**DO THIS**
From the entries that follow, list every line in which the string "lower" appears.

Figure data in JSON
• • • • • • •
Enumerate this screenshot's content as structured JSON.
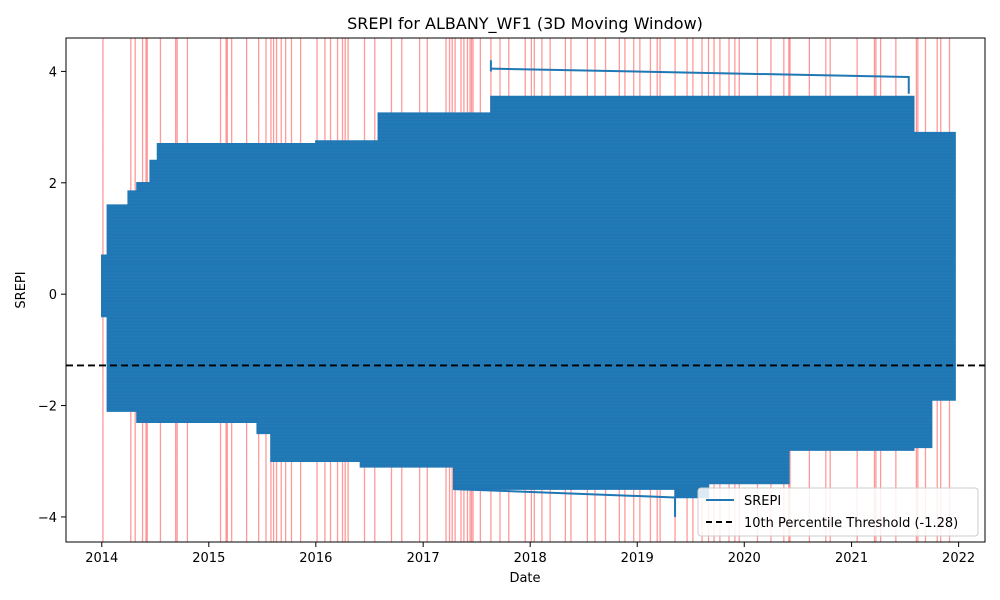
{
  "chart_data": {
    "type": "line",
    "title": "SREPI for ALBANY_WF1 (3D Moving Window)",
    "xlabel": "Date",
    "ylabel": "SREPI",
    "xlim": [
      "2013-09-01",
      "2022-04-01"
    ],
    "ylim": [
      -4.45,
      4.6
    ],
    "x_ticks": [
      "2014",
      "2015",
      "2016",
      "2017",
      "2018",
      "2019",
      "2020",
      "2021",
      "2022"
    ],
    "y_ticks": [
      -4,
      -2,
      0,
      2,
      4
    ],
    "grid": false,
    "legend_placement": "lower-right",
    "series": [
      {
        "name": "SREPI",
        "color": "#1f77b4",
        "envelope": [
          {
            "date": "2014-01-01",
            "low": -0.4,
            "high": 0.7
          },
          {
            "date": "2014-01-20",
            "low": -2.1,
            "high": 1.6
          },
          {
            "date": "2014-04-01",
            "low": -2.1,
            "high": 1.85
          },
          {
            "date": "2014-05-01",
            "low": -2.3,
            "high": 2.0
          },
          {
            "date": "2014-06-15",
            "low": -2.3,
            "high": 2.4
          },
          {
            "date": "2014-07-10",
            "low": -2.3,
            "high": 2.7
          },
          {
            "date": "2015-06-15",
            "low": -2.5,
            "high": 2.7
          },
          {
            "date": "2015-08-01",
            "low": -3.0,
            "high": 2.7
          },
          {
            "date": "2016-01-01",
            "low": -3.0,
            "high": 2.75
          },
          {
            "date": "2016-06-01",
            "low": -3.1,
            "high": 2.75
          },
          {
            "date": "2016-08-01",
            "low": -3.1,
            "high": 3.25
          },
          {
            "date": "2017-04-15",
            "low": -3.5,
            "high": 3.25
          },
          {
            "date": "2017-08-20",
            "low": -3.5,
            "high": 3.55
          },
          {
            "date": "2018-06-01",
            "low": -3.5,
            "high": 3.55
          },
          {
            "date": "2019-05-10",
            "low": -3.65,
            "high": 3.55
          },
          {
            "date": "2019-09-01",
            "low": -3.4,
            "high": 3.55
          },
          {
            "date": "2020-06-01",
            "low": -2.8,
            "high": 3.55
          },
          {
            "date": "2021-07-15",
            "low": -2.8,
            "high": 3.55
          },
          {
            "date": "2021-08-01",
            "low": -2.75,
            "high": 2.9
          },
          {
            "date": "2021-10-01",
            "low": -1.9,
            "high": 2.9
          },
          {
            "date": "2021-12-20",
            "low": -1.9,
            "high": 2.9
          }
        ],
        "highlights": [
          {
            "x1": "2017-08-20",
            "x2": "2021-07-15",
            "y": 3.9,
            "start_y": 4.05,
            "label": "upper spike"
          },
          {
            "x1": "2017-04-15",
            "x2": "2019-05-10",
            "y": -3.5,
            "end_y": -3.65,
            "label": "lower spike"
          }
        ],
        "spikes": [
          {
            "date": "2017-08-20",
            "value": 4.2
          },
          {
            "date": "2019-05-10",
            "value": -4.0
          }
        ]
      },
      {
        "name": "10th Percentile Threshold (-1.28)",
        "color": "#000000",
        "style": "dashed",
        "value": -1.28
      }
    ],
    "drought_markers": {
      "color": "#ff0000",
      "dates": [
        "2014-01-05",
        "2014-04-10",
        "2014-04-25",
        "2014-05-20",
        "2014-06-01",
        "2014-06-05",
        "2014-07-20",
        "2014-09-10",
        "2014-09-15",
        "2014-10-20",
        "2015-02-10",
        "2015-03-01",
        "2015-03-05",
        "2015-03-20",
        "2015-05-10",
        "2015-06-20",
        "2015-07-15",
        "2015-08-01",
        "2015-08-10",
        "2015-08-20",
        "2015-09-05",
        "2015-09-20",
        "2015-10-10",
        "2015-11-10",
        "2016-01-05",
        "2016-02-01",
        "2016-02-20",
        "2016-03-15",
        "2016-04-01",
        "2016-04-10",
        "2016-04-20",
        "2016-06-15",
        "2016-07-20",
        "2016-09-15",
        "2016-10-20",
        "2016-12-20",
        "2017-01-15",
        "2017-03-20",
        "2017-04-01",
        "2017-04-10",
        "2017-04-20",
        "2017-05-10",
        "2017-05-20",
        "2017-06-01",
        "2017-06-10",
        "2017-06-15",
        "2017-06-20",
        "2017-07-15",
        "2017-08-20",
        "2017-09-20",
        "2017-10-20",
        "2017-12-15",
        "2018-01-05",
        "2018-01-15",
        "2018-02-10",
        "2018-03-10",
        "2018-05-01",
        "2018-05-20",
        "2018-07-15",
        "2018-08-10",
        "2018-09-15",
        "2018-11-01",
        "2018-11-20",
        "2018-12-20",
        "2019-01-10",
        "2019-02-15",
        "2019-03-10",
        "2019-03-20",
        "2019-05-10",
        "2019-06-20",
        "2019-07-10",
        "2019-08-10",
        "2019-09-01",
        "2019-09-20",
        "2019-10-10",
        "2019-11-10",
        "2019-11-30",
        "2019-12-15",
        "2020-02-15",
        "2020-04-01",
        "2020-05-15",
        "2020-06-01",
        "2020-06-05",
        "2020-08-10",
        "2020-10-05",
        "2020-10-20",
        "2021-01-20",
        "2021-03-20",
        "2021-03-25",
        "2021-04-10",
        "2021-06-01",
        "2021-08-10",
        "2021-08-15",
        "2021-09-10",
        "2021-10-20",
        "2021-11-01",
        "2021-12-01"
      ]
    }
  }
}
• • • • • • •
**CORRECT OUTPUT**
    "legend_placement": "lower-right",
            "label": "lower spike"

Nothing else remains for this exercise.